[Stored items]
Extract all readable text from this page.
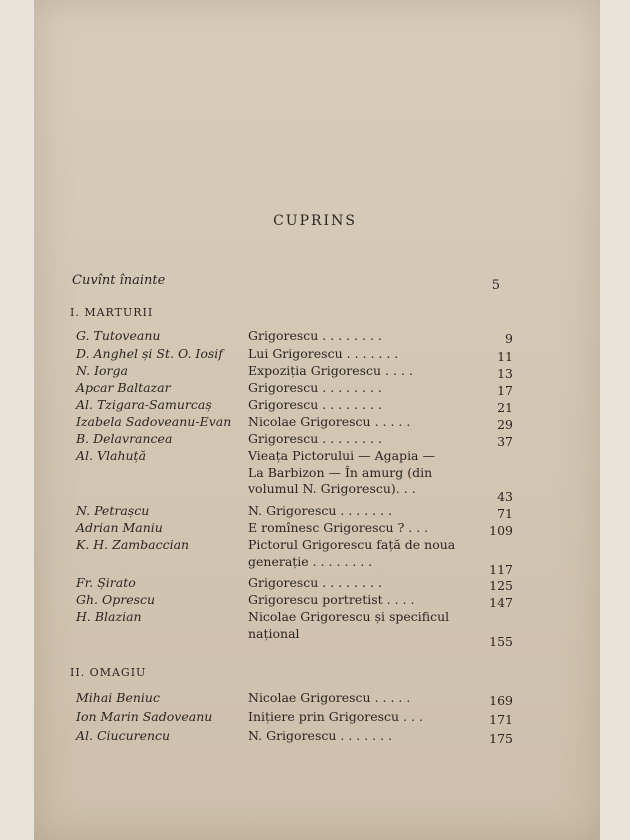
CUPRINS
Cuvînt înainte	5
I. MARTURII
II. OMAGIU
G. Tutoveanu	Grigorescu . . . . . . . .	9
D. Anghel și St. O. Iosif Lui Grigorescu . . . . . . .	11
N. Iorga	Expoziția Grigorescu . . . .	13
Apcar Baltazar	Grigorescu . . . . . . . .	17
Al. Tzigara-Samurcaș	Grigorescu . . . . . . . .	21
Izabela Sadoveanu-Evan Nicolae Grigorescu . . . . .	29
B. Delavrancea	Grigorescu . . . . . . . .	37
Al. Vlahuță	Vieața Pictorului — Agapia —
La Barbizon — În amurg (din
volumul N. Grigorescu). . .
43
N. Petrașcu	N. Grigorescu . . . . . . .	71
Adrian Maniu	E romînesc Grigorescu ? . . .	109
K. H. Zambaccian	Pictorul Grigorescu față de noua
generație . . . . . . . .
117
Fr. Șirato	Grigorescu . . . . . . . .	125
Gh. Oprescu	Grigorescu portretist . . . .	147
H. Blazian	Nicolae Grigorescu și specificul
național
155
Mihai Beniuc	Nicolae Grigorescu . . . . .	169
Ion Marin Sadoveanu	Inițiere prin Grigorescu . . .	171
Al. Ciucurencu	N. Grigorescu . . . . . . .	175
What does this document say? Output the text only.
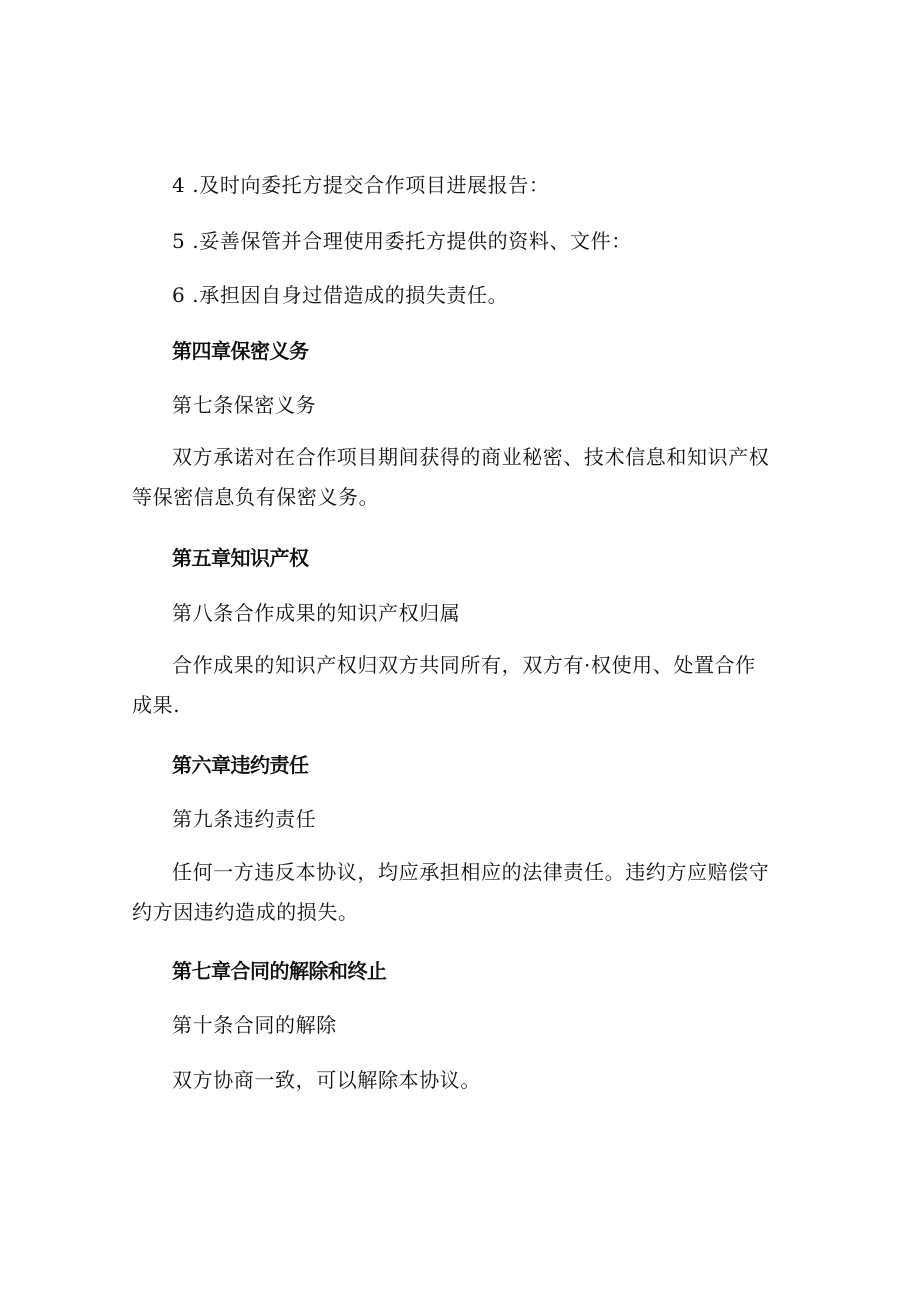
4 .及时向委托方提交合作项目进展报告：

5 .妥善保管并合理使用委托方提供的资料、文件：

6 .承担因自身过借造成的损失责任。

第四章保密义务

第七条保密义务

双方承诺对在合作项目期间获得的商业秘密、技术信息和知识产权等保密信息负有保密义务。

第五章知识产权

第八条合作成果的知识产权归属

合作成果的知识产权归双方共同所有，双方有·权使用、处置合作成果.

第六章违约责任

第九条违约责任

任何一方违反本协议，均应承担相应的法律责任。违约方应赔偿守约方因违约造成的损失。

第七章合同的解除和终止

第十条合同的解除

双方协商一致，可以解除本协议。
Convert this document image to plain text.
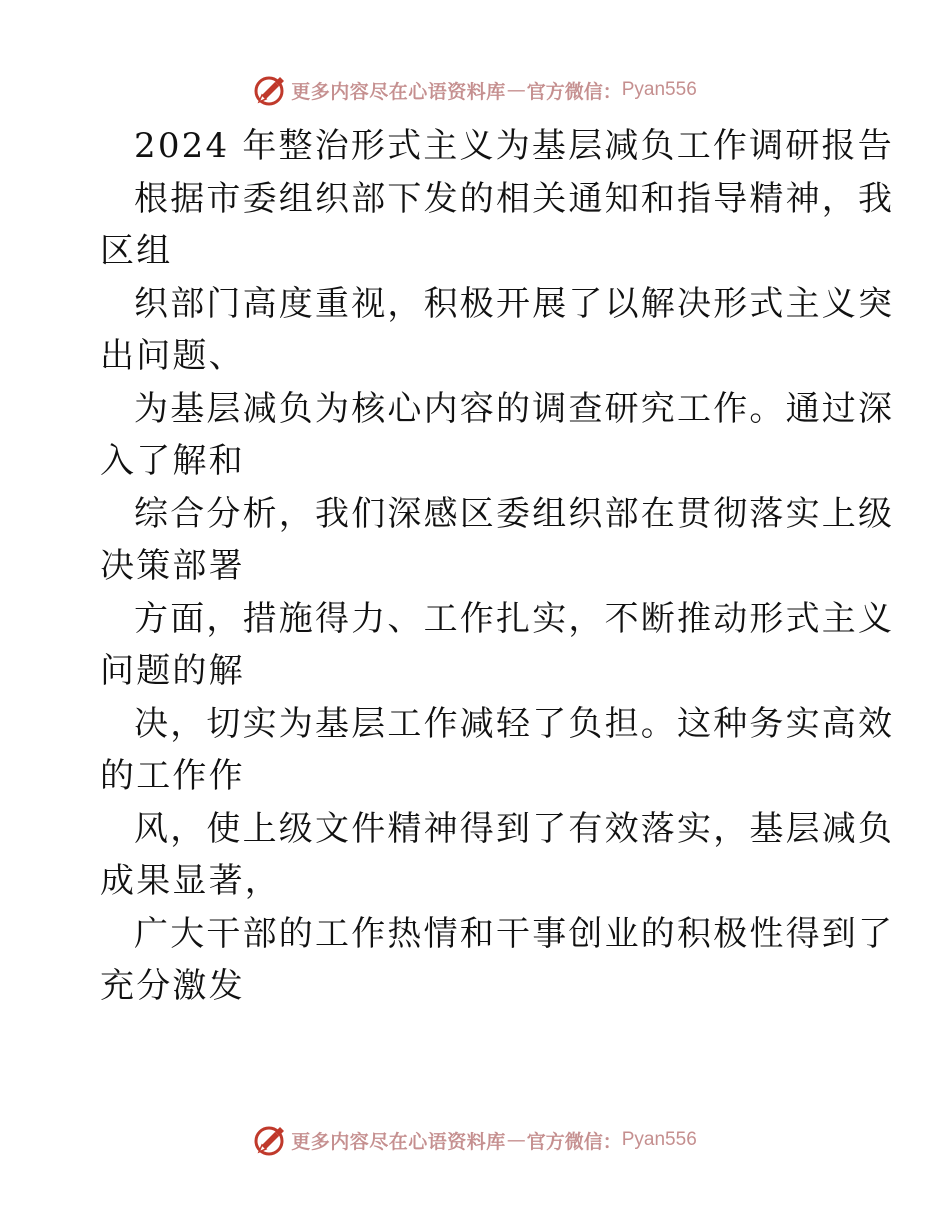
更多内容尽在心语资料库 — 官方微信： Pyan556
2024 年整治形式主义为基层减负工作调研报告
根据市委组织部下发的相关通知和指导精神，我
区组
织部门高度重视，积极开展了以解决形式主义突
出问题、
为基层减负为核心内容的调查研究工作。通过深
入了解和
综合分析，我们深感区委组织部在贯彻落实上级
决策部署
方面，措施得力、工作扎实，不断推动形式主义
问题的解
决，切实为基层工作减轻了负担。这种务实高效
的工作作
风，使上级文件精神得到了有效落实，基层减负
成果显著，
广大干部的工作热情和干事创业的积极性得到了
充分激发
更多内容尽在心语资料库 — 官方微信： Pyan556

STATED GOAL. Write out all the entries word for word, but skip any images.

TASK RESULT.
Extract all readable text from this page.
CUPRINS
Cuvînt înainte	5
I. MARTURII
II. OMAGIU
G. Tutoveanu	Grigorescu . . . . . . . .	9
D. Anghel și St. O. Iosif Lui Grigorescu . . . . . . .	11
N. Iorga	Expoziția Grigorescu . . . .	13
Apcar Baltazar	Grigorescu . . . . . . . .	17
Al. Tzigara-Samurcaș	Grigorescu . . . . . . . .	21
Izabela Sadoveanu-Evan Nicolae Grigorescu . . . . .	29
B. Delavrancea	Grigorescu . . . . . . . .	37
Al. Vlahuță	Vieața Pictorului — Agapia —
La Barbizon — În amurg (din
volumul N. Grigorescu). . .
43
N. Petrașcu	N. Grigorescu . . . . . . .	71
Adrian Maniu	E romînesc Grigorescu ? . . .	109
K. H. Zambaccian	Pictorul Grigorescu față de noua
generație . . . . . . . .
117
Fr. Șirato	Grigorescu . . . . . . . .	125
Gh. Oprescu	Grigorescu portretist . . . .	147
H. Blazian	Nicolae Grigorescu și specificul
național
155
Mihai Beniuc	Nicolae Grigorescu . . . . .	169
Ion Marin Sadoveanu	Inițiere prin Grigorescu . . .	171
Al. Ciucurencu	N. Grigorescu . . . . . . .	175
What does this document say? Output the text only.
4 .及时向委托方提交合作项目进展报告：

5 .妥善保管并合理使用委托方提供的资料、文件：

6 .承担因自身过借造成的损失责任。

第四章保密义务

第七条保密义务

双方承诺对在合作项目期间获得的商业秘密、技术信息和知识产权等保密信息负有保密义务。

第五章知识产权

第八条合作成果的知识产权归属

合作成果的知识产权归双方共同所有，双方有·权使用、处置合作成果.

第六章违约责任

第九条违约责任

任何一方违反本协议，均应承担相应的法律责任。违约方应赔偿守约方因违约造成的损失。

第七章合同的解除和终止

第十条合同的解除

双方协商一致，可以解除本协议。
Convert this document image to plain text.
更多内容尽在心语资料库 — 官方微信： Pyan556
2024 年整治形式主义为基层减负工作调研报告
根据市委组织部下发的相关通知和指导精神，我
区组
织部门高度重视，积极开展了以解决形式主义突
出问题、
为基层减负为核心内容的调查研究工作。通过深
入了解和
综合分析，我们深感区委组织部在贯彻落实上级
决策部署
方面，措施得力、工作扎实，不断推动形式主义
问题的解
决，切实为基层工作减轻了负担。这种务实高效
的工作作
风，使上级文件精神得到了有效落实，基层减负
成果显著，
广大干部的工作热情和干事创业的积极性得到了
充分激发
更多内容尽在心语资料库 — 官方微信： Pyan556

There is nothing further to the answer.